■ **The task**
Provide only the number of lines in the listing that contain the string "speed".

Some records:
◇ ◇ ◇ ◇

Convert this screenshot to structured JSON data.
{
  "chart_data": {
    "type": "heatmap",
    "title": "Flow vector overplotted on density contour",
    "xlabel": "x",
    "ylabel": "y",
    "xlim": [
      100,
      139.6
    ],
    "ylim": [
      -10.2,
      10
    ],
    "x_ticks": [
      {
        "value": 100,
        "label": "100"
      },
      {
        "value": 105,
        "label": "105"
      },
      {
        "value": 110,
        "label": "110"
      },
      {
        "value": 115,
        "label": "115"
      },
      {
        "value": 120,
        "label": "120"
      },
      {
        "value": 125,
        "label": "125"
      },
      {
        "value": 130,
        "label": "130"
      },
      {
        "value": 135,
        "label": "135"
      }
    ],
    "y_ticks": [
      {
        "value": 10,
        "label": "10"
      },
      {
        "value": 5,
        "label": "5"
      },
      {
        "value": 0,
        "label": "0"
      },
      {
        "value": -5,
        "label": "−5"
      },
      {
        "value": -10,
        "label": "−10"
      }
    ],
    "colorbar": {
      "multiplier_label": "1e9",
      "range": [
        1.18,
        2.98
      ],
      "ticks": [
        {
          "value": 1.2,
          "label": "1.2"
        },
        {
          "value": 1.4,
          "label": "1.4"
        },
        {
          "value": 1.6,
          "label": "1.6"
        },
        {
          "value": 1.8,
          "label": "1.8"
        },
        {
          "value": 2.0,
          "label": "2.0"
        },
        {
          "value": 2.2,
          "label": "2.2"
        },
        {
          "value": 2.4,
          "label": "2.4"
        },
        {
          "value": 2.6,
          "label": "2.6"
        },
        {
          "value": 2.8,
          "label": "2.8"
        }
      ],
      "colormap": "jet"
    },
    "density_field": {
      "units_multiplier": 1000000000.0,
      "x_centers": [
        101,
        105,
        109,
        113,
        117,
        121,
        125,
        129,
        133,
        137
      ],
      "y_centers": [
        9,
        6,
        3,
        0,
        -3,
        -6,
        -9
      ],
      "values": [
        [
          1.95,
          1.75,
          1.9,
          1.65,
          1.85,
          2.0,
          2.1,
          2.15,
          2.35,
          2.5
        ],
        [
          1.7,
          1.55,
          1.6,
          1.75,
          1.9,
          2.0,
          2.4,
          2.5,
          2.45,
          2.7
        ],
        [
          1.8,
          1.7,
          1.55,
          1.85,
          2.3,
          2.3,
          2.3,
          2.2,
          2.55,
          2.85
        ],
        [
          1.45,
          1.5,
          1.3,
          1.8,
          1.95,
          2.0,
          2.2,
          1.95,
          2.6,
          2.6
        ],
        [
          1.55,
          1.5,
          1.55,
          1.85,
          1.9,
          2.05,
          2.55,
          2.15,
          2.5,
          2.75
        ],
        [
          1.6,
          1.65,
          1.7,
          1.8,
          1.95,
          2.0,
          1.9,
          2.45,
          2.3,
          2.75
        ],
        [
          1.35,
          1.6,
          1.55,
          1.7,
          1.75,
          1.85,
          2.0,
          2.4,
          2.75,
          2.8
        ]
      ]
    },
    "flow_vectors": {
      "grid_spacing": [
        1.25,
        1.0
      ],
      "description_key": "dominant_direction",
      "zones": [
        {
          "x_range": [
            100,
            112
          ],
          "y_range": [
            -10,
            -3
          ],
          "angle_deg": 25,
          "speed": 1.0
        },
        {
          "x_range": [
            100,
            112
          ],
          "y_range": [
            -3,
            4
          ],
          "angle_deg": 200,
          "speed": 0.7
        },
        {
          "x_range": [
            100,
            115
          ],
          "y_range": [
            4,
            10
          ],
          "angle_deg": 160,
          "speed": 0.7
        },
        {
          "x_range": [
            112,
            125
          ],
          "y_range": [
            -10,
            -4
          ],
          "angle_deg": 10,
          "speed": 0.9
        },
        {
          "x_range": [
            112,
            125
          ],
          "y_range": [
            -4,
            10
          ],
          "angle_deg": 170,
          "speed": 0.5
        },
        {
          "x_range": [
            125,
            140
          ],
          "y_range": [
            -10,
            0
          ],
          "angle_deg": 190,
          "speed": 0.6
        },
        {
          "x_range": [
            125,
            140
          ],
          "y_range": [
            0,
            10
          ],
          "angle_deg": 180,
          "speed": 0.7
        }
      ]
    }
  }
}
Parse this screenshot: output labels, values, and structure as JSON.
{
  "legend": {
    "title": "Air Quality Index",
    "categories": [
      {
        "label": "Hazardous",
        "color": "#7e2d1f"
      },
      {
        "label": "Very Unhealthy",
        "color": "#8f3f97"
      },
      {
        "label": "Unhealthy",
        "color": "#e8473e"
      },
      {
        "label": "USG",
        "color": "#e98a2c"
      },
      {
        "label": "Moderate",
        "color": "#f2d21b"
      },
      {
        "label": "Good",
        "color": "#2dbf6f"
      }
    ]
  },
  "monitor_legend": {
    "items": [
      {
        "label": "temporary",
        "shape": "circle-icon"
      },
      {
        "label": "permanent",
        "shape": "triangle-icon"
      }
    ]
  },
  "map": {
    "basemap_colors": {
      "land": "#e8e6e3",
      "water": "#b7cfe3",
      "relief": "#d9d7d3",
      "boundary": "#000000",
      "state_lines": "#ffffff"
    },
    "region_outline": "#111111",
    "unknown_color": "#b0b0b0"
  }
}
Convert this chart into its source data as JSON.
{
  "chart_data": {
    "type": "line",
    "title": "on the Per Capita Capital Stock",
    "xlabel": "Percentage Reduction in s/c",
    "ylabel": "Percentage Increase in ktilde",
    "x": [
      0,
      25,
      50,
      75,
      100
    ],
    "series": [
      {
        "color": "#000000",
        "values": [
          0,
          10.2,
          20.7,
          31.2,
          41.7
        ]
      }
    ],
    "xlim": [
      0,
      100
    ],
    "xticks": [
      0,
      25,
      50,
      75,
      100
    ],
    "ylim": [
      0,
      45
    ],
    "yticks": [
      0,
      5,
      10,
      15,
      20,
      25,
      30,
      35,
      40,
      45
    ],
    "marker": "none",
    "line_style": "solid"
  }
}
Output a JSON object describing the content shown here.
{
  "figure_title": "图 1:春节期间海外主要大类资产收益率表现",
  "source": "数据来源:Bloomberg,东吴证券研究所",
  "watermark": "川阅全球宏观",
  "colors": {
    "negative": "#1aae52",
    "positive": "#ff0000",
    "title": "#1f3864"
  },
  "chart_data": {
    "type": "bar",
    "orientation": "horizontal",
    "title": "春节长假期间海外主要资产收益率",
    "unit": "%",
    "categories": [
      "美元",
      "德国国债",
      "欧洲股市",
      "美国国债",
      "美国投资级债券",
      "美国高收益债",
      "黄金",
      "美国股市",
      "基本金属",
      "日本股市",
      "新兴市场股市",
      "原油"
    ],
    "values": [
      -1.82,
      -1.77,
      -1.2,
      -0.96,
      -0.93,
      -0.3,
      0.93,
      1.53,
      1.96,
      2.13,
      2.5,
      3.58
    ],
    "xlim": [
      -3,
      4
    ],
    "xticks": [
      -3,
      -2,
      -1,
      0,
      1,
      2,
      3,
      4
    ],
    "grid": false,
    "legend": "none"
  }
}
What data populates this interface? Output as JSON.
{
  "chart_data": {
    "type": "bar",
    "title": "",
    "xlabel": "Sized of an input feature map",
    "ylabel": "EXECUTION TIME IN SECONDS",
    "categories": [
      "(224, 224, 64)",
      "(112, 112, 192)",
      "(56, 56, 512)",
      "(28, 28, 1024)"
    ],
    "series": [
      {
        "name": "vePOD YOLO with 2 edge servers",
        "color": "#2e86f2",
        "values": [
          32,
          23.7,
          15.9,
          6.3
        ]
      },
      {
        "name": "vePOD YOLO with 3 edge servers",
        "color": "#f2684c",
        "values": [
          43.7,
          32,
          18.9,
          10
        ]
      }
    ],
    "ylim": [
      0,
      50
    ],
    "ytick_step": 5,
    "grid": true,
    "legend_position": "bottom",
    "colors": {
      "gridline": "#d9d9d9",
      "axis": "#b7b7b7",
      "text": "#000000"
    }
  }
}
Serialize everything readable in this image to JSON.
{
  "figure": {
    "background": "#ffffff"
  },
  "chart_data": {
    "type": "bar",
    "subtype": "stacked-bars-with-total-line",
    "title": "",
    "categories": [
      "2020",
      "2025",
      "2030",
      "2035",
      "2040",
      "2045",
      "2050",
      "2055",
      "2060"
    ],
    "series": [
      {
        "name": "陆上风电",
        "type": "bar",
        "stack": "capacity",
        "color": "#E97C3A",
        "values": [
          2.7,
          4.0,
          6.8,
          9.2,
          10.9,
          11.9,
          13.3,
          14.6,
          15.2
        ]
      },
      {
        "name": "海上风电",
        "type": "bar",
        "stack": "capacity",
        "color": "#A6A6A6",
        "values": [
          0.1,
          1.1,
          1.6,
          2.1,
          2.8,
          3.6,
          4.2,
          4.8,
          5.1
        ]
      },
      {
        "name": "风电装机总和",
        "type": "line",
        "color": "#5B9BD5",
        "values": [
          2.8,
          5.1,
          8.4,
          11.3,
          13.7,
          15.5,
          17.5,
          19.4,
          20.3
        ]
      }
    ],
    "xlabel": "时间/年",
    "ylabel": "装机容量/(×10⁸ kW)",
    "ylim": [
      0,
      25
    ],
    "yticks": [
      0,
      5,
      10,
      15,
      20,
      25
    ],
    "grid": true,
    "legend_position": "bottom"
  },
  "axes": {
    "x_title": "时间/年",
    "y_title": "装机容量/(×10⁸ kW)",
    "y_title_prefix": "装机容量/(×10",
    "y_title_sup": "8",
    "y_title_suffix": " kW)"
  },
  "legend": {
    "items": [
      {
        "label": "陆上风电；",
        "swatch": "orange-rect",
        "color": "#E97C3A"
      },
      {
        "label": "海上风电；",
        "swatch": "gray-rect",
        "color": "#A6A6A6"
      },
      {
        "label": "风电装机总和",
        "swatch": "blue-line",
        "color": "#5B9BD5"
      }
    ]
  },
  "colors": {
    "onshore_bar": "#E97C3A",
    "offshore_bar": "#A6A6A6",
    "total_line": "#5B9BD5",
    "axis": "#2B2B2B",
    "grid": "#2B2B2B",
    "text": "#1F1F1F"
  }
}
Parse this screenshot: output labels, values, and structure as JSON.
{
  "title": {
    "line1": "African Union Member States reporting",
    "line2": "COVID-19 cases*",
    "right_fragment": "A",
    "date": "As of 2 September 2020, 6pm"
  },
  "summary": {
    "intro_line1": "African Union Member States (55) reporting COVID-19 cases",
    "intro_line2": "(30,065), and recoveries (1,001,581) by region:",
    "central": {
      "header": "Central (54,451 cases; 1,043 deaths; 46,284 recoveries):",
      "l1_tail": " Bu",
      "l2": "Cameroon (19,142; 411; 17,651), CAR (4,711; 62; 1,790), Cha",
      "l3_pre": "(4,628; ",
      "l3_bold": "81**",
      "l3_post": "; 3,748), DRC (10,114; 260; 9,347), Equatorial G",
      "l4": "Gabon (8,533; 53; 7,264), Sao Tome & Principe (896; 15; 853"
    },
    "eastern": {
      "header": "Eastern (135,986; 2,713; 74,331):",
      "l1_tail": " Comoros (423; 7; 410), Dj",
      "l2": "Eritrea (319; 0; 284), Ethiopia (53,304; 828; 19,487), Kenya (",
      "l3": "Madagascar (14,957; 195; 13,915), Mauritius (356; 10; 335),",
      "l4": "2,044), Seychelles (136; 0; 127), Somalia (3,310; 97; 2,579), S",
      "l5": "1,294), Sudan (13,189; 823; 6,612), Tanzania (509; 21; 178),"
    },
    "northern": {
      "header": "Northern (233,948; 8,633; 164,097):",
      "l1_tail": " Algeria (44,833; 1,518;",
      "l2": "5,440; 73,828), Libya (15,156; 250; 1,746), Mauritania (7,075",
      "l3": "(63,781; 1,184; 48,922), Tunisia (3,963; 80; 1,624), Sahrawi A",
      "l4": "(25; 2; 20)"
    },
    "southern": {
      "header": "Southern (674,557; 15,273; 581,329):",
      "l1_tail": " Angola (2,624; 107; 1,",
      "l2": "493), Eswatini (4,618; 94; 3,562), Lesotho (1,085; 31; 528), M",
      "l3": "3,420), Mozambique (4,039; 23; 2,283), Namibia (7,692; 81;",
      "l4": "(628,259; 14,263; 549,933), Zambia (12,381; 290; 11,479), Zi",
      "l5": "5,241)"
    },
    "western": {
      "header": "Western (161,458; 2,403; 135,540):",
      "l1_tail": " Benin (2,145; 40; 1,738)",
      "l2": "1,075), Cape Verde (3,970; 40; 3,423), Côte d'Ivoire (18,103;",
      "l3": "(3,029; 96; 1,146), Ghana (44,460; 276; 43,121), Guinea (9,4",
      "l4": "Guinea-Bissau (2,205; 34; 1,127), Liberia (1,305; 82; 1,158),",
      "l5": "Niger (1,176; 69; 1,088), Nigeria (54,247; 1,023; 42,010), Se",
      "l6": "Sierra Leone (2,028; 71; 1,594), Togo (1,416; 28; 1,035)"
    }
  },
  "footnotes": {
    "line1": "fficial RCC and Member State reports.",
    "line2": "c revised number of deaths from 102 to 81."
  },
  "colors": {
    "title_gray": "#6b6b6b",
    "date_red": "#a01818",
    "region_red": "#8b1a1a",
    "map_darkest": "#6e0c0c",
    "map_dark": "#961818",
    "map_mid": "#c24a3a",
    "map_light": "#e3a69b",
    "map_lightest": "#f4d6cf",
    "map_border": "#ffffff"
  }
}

◇ ◇ ◇ ◇

■ **Reply**
7